---- Exercise input

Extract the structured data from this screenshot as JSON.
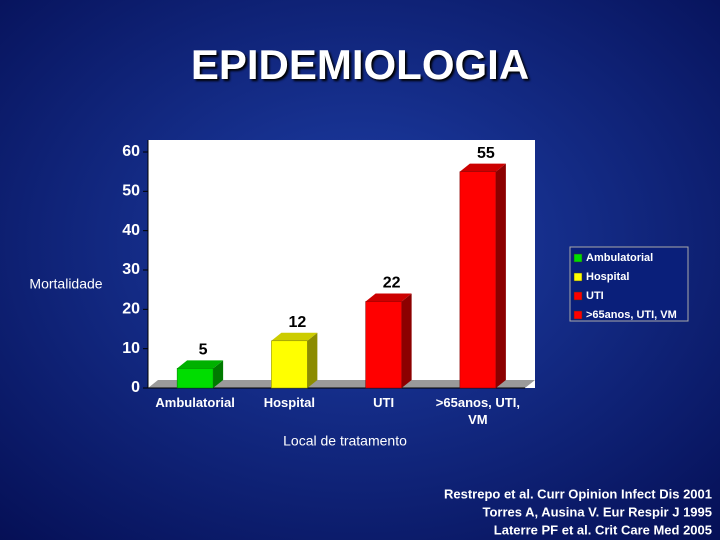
{
  "chart_data": {
    "type": "bar3d",
    "title": "EPIDEMIOLOGIA",
    "y_label": "Mortalidade",
    "x_label": "Local de tratamento",
    "categories": [
      "Ambulatorial",
      "Hospital",
      "UTI",
      ">65anos, UTI, VM"
    ],
    "values": [
      5,
      12,
      22,
      55
    ],
    "colors": [
      "#00dd00",
      "#ffff00",
      "#ff0000",
      "#ff0000"
    ],
    "ylim": [
      0,
      60
    ],
    "yticks": [
      0,
      10,
      20,
      30,
      40,
      50,
      60
    ],
    "legend": "right",
    "references": [
      "Restrepo et al. Curr Opinion Infect Dis 2001",
      "Torres A, Ausina V.  Eur Respir J 1995",
      "Laterre  PF et al. Crit Care Med 2005"
    ]
  }
}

--------

Return each line from the material above exactly, but not the pictures.

Extract the structured data from this screenshot as JSON.
{
  "chart_data": {
    "type": "bar3d",
    "title": "EPIDEMIOLOGIA",
    "y_label": "Mortalidade",
    "x_label": "Local de tratamento",
    "categories": [
      "Ambulatorial",
      "Hospital",
      "UTI",
      ">65anos, UTI, VM"
    ],
    "values": [
      5,
      12,
      22,
      55
    ],
    "colors": [
      "#00dd00",
      "#ffff00",
      "#ff0000",
      "#ff0000"
    ],
    "ylim": [
      0,
      60
    ],
    "yticks": [
      0,
      10,
      20,
      30,
      40,
      50,
      60
    ],
    "legend": "right",
    "references": [
      "Restrepo et al. Curr Opinion Infect Dis 2001",
      "Torres A, Ausina V.  Eur Respir J 1995",
      "Laterre  PF et al. Crit Care Med 2005"
    ]
  }
}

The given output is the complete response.